# TASK STATEMENT
Pull each line containing "Management" out of the data and copy it.

# RECORDS
-*-*-
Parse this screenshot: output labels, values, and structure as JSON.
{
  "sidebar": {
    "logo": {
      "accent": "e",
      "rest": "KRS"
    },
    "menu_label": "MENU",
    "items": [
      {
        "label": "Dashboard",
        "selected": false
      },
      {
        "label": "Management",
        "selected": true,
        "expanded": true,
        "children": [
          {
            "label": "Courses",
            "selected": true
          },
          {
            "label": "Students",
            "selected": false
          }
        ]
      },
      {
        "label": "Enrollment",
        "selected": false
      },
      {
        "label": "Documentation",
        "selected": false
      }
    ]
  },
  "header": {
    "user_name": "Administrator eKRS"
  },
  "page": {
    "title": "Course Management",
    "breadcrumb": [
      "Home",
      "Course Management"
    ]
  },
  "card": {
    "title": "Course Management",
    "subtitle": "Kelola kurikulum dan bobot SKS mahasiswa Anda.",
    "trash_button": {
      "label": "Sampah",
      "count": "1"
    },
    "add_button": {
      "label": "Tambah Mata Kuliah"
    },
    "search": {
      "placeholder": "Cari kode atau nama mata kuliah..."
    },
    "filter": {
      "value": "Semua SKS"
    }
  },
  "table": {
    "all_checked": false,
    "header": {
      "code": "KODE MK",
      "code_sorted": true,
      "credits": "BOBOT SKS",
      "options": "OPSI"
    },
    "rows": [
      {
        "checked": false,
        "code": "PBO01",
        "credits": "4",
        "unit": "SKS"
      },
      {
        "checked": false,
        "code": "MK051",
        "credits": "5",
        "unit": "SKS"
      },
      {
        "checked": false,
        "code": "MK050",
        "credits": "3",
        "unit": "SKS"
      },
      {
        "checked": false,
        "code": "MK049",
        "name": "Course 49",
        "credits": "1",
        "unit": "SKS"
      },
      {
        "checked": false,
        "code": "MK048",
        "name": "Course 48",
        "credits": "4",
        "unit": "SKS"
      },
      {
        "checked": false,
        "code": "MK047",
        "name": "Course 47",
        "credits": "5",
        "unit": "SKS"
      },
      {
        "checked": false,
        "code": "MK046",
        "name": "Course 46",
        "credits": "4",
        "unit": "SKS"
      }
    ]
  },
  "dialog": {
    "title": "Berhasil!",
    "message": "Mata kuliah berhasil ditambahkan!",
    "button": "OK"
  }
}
-*-*-
# THE COMPLETED TASK
        "label": "Management",
    "title": "Course Management",
      "Course Management"
    "title": "Course Management",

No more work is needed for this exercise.